- [Instruction] Can you return every line of the listing below word for word, leaving out the pictures?
--- start of Entries shown ---
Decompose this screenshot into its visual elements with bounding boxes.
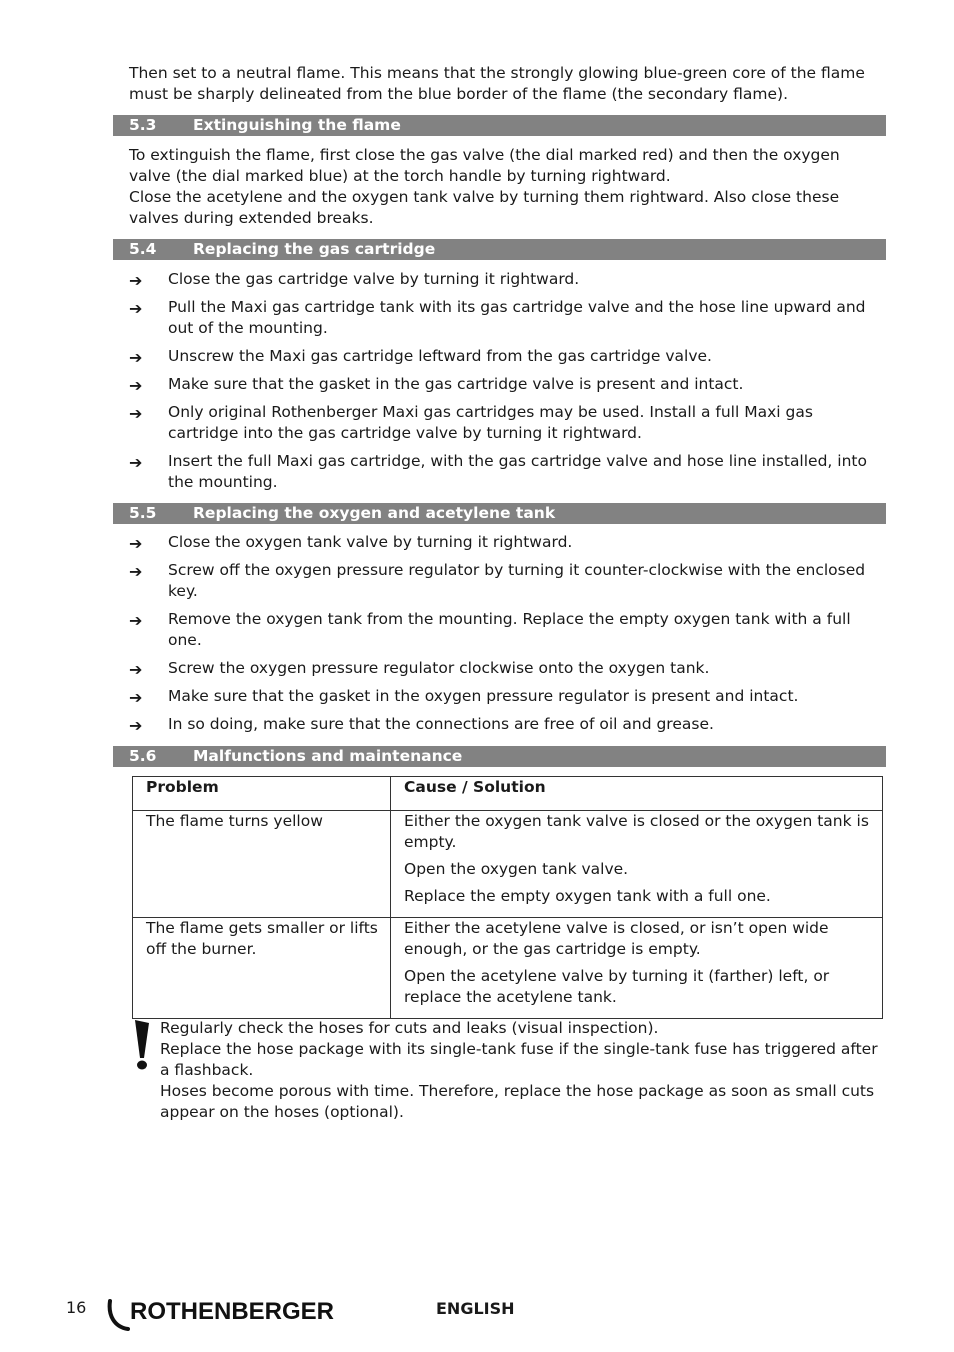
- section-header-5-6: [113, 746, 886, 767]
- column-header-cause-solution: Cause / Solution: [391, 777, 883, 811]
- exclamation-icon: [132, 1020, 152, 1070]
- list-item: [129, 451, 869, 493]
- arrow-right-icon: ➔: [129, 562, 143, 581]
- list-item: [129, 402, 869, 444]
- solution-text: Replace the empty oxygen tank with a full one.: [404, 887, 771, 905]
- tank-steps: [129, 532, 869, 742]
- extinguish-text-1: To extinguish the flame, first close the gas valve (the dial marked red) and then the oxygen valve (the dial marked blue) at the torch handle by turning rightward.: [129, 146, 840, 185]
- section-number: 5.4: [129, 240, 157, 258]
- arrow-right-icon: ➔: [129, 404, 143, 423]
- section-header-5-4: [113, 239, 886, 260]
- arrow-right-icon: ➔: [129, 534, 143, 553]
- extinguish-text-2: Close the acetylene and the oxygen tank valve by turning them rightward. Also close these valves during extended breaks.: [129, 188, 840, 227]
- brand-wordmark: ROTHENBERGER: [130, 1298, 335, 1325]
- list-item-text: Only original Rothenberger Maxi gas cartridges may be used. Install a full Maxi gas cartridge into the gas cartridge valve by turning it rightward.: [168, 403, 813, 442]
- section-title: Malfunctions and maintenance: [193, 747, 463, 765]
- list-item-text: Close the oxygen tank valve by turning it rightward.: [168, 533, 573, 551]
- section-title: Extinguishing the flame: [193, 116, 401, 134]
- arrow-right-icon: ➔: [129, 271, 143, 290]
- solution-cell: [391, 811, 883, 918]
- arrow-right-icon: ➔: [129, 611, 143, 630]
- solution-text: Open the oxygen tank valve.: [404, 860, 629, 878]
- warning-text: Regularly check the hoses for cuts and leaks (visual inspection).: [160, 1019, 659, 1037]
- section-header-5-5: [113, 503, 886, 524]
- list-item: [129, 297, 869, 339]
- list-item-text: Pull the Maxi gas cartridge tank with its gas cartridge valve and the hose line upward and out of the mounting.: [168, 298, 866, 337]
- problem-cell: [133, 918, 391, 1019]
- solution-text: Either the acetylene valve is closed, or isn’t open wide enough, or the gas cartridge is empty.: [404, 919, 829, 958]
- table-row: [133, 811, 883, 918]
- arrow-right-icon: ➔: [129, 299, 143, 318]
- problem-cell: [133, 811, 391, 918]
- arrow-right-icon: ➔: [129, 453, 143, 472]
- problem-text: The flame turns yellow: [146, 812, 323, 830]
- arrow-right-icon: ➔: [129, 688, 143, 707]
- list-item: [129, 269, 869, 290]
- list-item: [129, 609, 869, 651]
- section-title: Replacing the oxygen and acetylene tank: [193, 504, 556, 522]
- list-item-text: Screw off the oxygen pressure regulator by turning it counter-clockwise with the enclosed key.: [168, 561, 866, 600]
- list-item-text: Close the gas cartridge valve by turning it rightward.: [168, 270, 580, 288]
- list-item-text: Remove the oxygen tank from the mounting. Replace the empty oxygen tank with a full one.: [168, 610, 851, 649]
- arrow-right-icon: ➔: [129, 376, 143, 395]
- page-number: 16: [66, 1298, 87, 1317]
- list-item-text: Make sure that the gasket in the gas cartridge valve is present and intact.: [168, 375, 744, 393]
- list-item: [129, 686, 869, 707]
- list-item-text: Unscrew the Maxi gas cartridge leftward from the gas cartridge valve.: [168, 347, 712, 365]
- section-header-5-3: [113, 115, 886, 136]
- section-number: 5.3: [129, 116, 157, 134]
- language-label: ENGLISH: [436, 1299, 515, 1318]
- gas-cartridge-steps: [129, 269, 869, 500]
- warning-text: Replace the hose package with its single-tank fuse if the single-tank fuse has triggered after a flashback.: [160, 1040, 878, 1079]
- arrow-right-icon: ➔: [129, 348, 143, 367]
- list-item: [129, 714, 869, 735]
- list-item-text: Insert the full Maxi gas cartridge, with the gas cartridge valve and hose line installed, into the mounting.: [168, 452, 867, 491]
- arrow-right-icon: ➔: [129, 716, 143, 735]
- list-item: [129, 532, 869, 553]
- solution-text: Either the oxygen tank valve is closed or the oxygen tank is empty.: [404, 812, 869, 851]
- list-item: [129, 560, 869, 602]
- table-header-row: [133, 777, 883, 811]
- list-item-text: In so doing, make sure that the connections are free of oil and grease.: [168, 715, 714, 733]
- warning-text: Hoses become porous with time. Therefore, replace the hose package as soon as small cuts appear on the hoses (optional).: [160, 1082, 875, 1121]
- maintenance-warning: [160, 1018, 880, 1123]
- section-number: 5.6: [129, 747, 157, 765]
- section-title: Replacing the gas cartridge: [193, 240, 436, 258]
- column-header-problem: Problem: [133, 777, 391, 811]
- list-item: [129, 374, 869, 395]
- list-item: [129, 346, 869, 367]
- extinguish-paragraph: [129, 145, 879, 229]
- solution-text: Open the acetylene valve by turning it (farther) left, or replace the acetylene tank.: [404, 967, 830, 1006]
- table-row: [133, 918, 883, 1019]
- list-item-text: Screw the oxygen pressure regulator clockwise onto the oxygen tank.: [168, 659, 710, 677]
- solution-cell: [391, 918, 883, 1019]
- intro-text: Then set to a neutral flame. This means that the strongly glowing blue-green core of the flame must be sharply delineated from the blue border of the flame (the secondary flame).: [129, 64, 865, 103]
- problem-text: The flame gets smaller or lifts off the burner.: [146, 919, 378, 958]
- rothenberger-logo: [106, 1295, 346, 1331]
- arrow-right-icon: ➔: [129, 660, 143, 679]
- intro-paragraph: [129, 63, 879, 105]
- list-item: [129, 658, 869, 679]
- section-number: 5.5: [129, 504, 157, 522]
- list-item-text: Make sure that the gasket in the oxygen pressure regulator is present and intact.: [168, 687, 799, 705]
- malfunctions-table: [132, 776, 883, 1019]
--- end of Entries shown ---
- [Solution to the exercise]
Decompose this screenshot into its visual elements with bounding boxes.
- section-header-5-6: [113, 746, 886, 767]
- column-header-cause-solution: Cause / Solution: [391, 777, 883, 811]
- exclamation-icon: [132, 1020, 152, 1070]
- list-item: [129, 451, 869, 493]
- arrow-right-icon: ➔: [129, 562, 143, 581]
- list-item: [129, 402, 869, 444]
- solution-text: Replace the empty oxygen tank with a full one.: [404, 887, 771, 905]
- tank-steps: [129, 532, 869, 742]
- extinguish-text-1: To extinguish the flame, first close the gas valve (the dial marked red) and then the oxygen valve (the dial marked blue) at the torch handle by turning rightward.: [129, 146, 840, 185]
- section-number: 5.4: [129, 240, 157, 258]
- arrow-right-icon: ➔: [129, 404, 143, 423]
- section-header-5-4: [113, 239, 886, 260]
- arrow-right-icon: ➔: [129, 534, 143, 553]
- extinguish-text-2: Close the acetylene and the oxygen tank valve by turning them rightward. Also close these valves during extended breaks.: [129, 188, 840, 227]
- brand-wordmark: ROTHENBERGER: [130, 1298, 335, 1325]
- list-item-text: Only original Rothenberger Maxi gas cartridges may be used. Install a full Maxi gas cartridge into the gas cartridge valve by turning it rightward.: [168, 403, 813, 442]
- section-title: Malfunctions and maintenance: [193, 747, 463, 765]
- list-item-text: Close the oxygen tank valve by turning it rightward.: [168, 533, 573, 551]
- section-title: Extinguishing the flame: [193, 116, 401, 134]
- arrow-right-icon: ➔: [129, 271, 143, 290]
- solution-cell: [391, 811, 883, 918]
- arrow-right-icon: ➔: [129, 611, 143, 630]
- solution-text: Open the oxygen tank valve.: [404, 860, 629, 878]
- warning-text: Regularly check the hoses for cuts and leaks (visual inspection).: [160, 1019, 659, 1037]
- section-header-5-5: [113, 503, 886, 524]
- list-item: [129, 297, 869, 339]
- list-item-text: Pull the Maxi gas cartridge tank with its gas cartridge valve and the hose line upward and out of the mounting.: [168, 298, 866, 337]
- problem-cell: [133, 918, 391, 1019]
- solution-text: Either the acetylene valve is closed, or isn’t open wide enough, or the gas cartridge is empty.: [404, 919, 829, 958]
- table-row: [133, 811, 883, 918]
- arrow-right-icon: ➔: [129, 299, 143, 318]
- problem-cell: [133, 811, 391, 918]
- arrow-right-icon: ➔: [129, 453, 143, 472]
- problem-text: The flame turns yellow: [146, 812, 323, 830]
- arrow-right-icon: ➔: [129, 688, 143, 707]
- list-item: [129, 269, 869, 290]
- list-item: [129, 609, 869, 651]
- section-title: Replacing the oxygen and acetylene tank: [193, 504, 556, 522]
- list-item-text: Screw off the oxygen pressure regulator by turning it counter-clockwise with the enclosed key.: [168, 561, 866, 600]
- list-item-text: Close the gas cartridge valve by turning it rightward.: [168, 270, 580, 288]
- list-item-text: Remove the oxygen tank from the mounting. Replace the empty oxygen tank with a full one.: [168, 610, 851, 649]
- arrow-right-icon: ➔: [129, 376, 143, 395]
- page-number: 16: [66, 1298, 87, 1317]
- list-item-text: Make sure that the gasket in the gas cartridge valve is present and intact.: [168, 375, 744, 393]
- list-item: [129, 686, 869, 707]
- list-item-text: Unscrew the Maxi gas cartridge leftward from the gas cartridge valve.: [168, 347, 712, 365]
- section-header-5-3: [113, 115, 886, 136]
- section-number: 5.3: [129, 116, 157, 134]
- language-label: ENGLISH: [436, 1299, 515, 1318]
- gas-cartridge-steps: [129, 269, 869, 500]
- warning-text: Replace the hose package with its single-tank fuse if the single-tank fuse has triggered after a flashback.: [160, 1040, 878, 1079]
- arrow-right-icon: ➔: [129, 348, 143, 367]
- list-item: [129, 714, 869, 735]
- list-item-text: Insert the full Maxi gas cartridge, with the gas cartridge valve and hose line installed, into the mounting.: [168, 452, 867, 491]
- arrow-right-icon: ➔: [129, 716, 143, 735]
- list-item: [129, 532, 869, 553]
- solution-text: Either the oxygen tank valve is closed or the oxygen tank is empty.: [404, 812, 869, 851]
- list-item: [129, 560, 869, 602]
- table-header-row: [133, 777, 883, 811]
- list-item-text: In so doing, make sure that the connections are free of oil and grease.: [168, 715, 714, 733]
- warning-text: Hoses become porous with time. Therefore, replace the hose package as soon as small cuts appear on the hoses (optional).: [160, 1082, 875, 1121]
- maintenance-warning: [160, 1018, 880, 1123]
- section-number: 5.6: [129, 747, 157, 765]
- section-title: Replacing the gas cartridge: [193, 240, 436, 258]
- column-header-problem: Problem: [133, 777, 391, 811]
- list-item: [129, 374, 869, 395]
- list-item: [129, 346, 869, 367]
- extinguish-paragraph: [129, 145, 879, 229]
- solution-text: Open the acetylene valve by turning it (farther) left, or replace the acetylene tank.: [404, 967, 830, 1006]
- table-row: [133, 918, 883, 1019]
- list-item-text: Screw the oxygen pressure regulator clockwise onto the oxygen tank.: [168, 659, 710, 677]
- solution-cell: [391, 918, 883, 1019]
- intro-text: Then set to a neutral flame. This means that the strongly glowing blue-green core of the flame must be sharply delineated from the blue border of the flame (the secondary flame).: [129, 64, 865, 103]
- problem-text: The flame gets smaller or lifts off the burner.: [146, 919, 378, 958]
- rothenberger-logo: [106, 1295, 346, 1331]
- arrow-right-icon: ➔: [129, 660, 143, 679]
- intro-paragraph: [129, 63, 879, 105]
- list-item: [129, 658, 869, 679]
- section-number: 5.5: [129, 504, 157, 522]
- list-item-text: Make sure that the gasket in the oxygen pressure regulator is present and intact.: [168, 687, 799, 705]
- malfunctions-table: [132, 776, 883, 1019]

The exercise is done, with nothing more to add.